┌──
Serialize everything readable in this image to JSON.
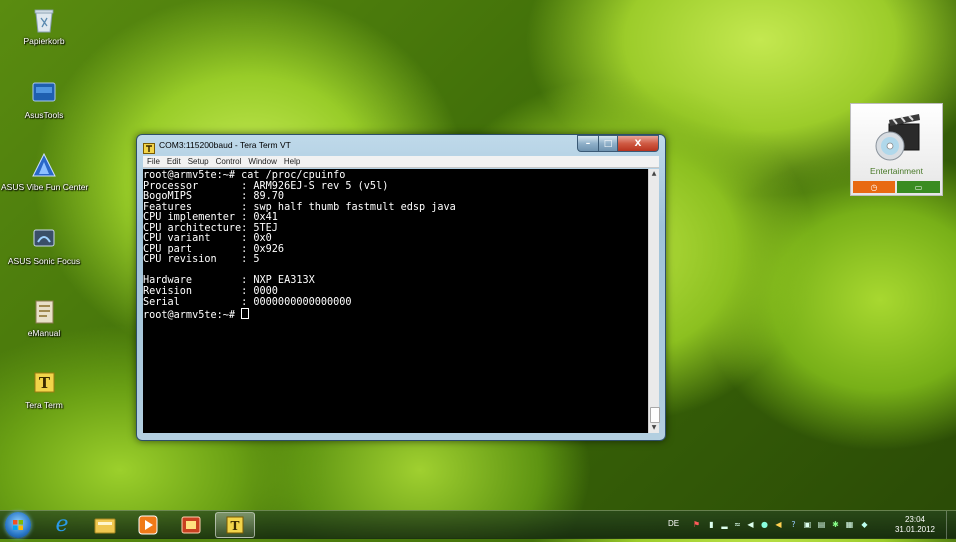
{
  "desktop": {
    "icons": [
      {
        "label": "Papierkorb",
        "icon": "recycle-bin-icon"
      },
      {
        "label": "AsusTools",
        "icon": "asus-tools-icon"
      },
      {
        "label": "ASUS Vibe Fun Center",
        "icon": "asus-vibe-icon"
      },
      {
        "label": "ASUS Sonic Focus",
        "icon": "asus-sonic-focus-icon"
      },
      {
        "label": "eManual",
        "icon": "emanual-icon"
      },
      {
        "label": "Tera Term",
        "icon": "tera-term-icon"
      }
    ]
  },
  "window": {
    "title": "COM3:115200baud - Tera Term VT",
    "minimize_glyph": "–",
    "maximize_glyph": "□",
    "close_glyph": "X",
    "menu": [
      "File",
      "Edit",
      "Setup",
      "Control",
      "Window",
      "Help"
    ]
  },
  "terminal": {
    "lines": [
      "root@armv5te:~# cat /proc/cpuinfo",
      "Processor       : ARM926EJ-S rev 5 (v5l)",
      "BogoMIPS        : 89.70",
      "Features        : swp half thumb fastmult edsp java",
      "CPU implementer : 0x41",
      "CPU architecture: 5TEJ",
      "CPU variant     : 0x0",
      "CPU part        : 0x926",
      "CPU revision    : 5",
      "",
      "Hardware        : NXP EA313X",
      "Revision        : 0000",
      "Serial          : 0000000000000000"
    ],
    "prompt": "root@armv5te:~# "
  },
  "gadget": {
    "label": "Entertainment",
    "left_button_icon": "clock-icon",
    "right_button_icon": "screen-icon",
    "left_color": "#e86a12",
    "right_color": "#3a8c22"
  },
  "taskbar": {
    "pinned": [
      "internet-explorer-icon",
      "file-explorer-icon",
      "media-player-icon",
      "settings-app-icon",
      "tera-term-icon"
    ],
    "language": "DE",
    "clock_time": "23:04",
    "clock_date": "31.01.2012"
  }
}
└──
Each record above must be returned exactly as written, with its pictures omitted.

Serialize everything readable in this image to JSON.
{
  "desktop": {
    "icons": [
      {
        "label": "Papierkorb",
        "icon": "recycle-bin-icon"
      },
      {
        "label": "AsusTools",
        "icon": "asus-tools-icon"
      },
      {
        "label": "ASUS Vibe Fun Center",
        "icon": "asus-vibe-icon"
      },
      {
        "label": "ASUS Sonic Focus",
        "icon": "asus-sonic-focus-icon"
      },
      {
        "label": "eManual",
        "icon": "emanual-icon"
      },
      {
        "label": "Tera Term",
        "icon": "tera-term-icon"
      }
    ]
  },
  "window": {
    "title": "COM3:115200baud - Tera Term VT",
    "minimize_glyph": "–",
    "maximize_glyph": "□",
    "close_glyph": "X",
    "menu": [
      "File",
      "Edit",
      "Setup",
      "Control",
      "Window",
      "Help"
    ]
  },
  "terminal": {
    "lines": [
      "root@armv5te:~# cat /proc/cpuinfo",
      "Processor       : ARM926EJ-S rev 5 (v5l)",
      "BogoMIPS        : 89.70",
      "Features        : swp half thumb fastmult edsp java",
      "CPU implementer : 0x41",
      "CPU architecture: 5TEJ",
      "CPU variant     : 0x0",
      "CPU part        : 0x926",
      "CPU revision    : 5",
      "",
      "Hardware        : NXP EA313X",
      "Revision        : 0000",
      "Serial          : 0000000000000000"
    ],
    "prompt": "root@armv5te:~# "
  },
  "gadget": {
    "label": "Entertainment",
    "left_button_icon": "clock-icon",
    "right_button_icon": "screen-icon",
    "left_color": "#e86a12",
    "right_color": "#3a8c22"
  },
  "taskbar": {
    "pinned": [
      "internet-explorer-icon",
      "file-explorer-icon",
      "media-player-icon",
      "settings-app-icon",
      "tera-term-icon"
    ],
    "language": "DE",
    "clock_time": "23:04",
    "clock_date": "31.01.2012"
  }
}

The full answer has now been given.